WHAT THE TASK ASKS: Without the pictures, print each of the records below exactly as it appears.

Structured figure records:
┌──

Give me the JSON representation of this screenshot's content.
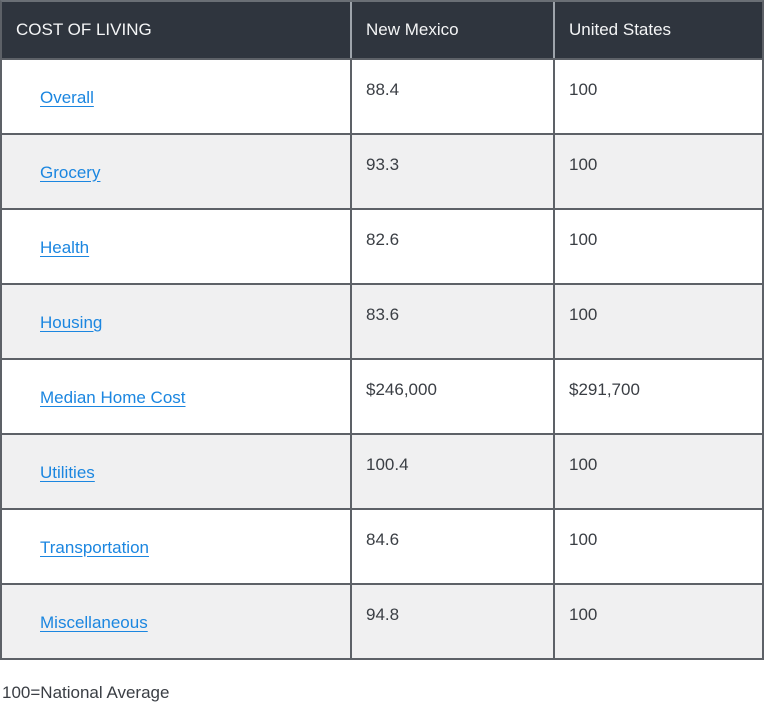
{
  "colors": {
    "header_bg": "#2f353e",
    "header_text": "#f4f5f6",
    "row_bg": "#ffffff",
    "row_alt_bg": "#f0f0f1",
    "body_text": "#3a3e44",
    "link": "#1b86e0",
    "border_dark": "#5d6167",
    "border_light": "#9ea4ab",
    "page_bg": "#ffffff"
  },
  "table": {
    "headers": [
      "COST OF LIVING",
      "New Mexico",
      "United States"
    ],
    "rows": [
      {
        "label": "Overall",
        "new_mexico": "88.4",
        "united_states": "100"
      },
      {
        "label": "Grocery",
        "new_mexico": "93.3",
        "united_states": "100"
      },
      {
        "label": "Health",
        "new_mexico": "82.6",
        "united_states": "100"
      },
      {
        "label": "Housing",
        "new_mexico": "83.6",
        "united_states": "100"
      },
      {
        "label": "Median Home Cost",
        "new_mexico": "$246,000",
        "united_states": "$291,700"
      },
      {
        "label": "Utilities",
        "new_mexico": "100.4",
        "united_states": "100"
      },
      {
        "label": "Transportation",
        "new_mexico": "84.6",
        "united_states": "100"
      },
      {
        "label": "Miscellaneous",
        "new_mexico": "94.8",
        "united_states": "100"
      }
    ]
  },
  "footer": {
    "note": "100=National Average"
  }
}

└──

COMPLETED TASK:
Give me the JSON representation of this screenshot's content.
{
  "colors": {
    "header_bg": "#2f353e",
    "header_text": "#f4f5f6",
    "row_bg": "#ffffff",
    "row_alt_bg": "#f0f0f1",
    "body_text": "#3a3e44",
    "link": "#1b86e0",
    "border_dark": "#5d6167",
    "border_light": "#9ea4ab",
    "page_bg": "#ffffff"
  },
  "table": {
    "headers": [
      "COST OF LIVING",
      "New Mexico",
      "United States"
    ],
    "rows": [
      {
        "label": "Overall",
        "new_mexico": "88.4",
        "united_states": "100"
      },
      {
        "label": "Grocery",
        "new_mexico": "93.3",
        "united_states": "100"
      },
      {
        "label": "Health",
        "new_mexico": "82.6",
        "united_states": "100"
      },
      {
        "label": "Housing",
        "new_mexico": "83.6",
        "united_states": "100"
      },
      {
        "label": "Median Home Cost",
        "new_mexico": "$246,000",
        "united_states": "$291,700"
      },
      {
        "label": "Utilities",
        "new_mexico": "100.4",
        "united_states": "100"
      },
      {
        "label": "Transportation",
        "new_mexico": "84.6",
        "united_states": "100"
      },
      {
        "label": "Miscellaneous",
        "new_mexico": "94.8",
        "united_states": "100"
      }
    ]
  },
  "footer": {
    "note": "100=National Average"
  }
}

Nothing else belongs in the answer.